_Objective_
Return every record below exactly as written, omitting any pictures.

Dataset items:
##############################

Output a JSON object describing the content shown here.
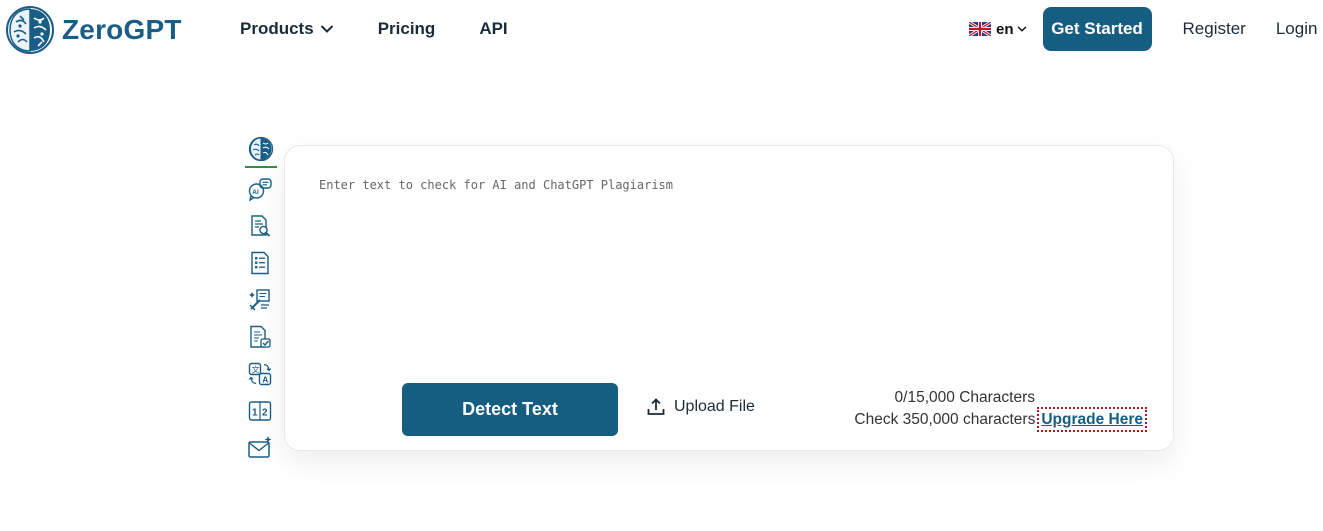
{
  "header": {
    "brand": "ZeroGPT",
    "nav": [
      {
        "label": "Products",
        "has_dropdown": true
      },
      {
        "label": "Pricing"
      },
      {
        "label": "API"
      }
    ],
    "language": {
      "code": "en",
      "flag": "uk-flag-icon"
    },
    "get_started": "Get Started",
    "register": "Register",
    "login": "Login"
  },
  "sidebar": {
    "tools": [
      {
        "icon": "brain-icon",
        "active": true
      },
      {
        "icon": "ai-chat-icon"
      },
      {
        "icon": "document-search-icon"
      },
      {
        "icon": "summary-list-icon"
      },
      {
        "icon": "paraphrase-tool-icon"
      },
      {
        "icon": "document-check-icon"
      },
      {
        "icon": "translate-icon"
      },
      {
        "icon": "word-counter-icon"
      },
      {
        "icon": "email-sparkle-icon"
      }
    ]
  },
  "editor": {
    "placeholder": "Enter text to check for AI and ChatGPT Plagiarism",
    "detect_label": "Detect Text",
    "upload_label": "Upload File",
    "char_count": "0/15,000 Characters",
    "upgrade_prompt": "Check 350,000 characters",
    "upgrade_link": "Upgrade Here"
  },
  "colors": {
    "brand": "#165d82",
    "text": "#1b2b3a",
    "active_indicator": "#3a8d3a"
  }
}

##############################

_Result for this task_
Output a JSON object describing the content shown here.
{
  "header": {
    "brand": "ZeroGPT",
    "nav": [
      {
        "label": "Products",
        "has_dropdown": true
      },
      {
        "label": "Pricing"
      },
      {
        "label": "API"
      }
    ],
    "language": {
      "code": "en",
      "flag": "uk-flag-icon"
    },
    "get_started": "Get Started",
    "register": "Register",
    "login": "Login"
  },
  "sidebar": {
    "tools": [
      {
        "icon": "brain-icon",
        "active": true
      },
      {
        "icon": "ai-chat-icon"
      },
      {
        "icon": "document-search-icon"
      },
      {
        "icon": "summary-list-icon"
      },
      {
        "icon": "paraphrase-tool-icon"
      },
      {
        "icon": "document-check-icon"
      },
      {
        "icon": "translate-icon"
      },
      {
        "icon": "word-counter-icon"
      },
      {
        "icon": "email-sparkle-icon"
      }
    ]
  },
  "editor": {
    "placeholder": "Enter text to check for AI and ChatGPT Plagiarism",
    "detect_label": "Detect Text",
    "upload_label": "Upload File",
    "char_count": "0/15,000 Characters",
    "upgrade_prompt": "Check 350,000 characters",
    "upgrade_link": "Upgrade Here"
  },
  "colors": {
    "brand": "#165d82",
    "text": "#1b2b3a",
    "active_indicator": "#3a8d3a"
  }
}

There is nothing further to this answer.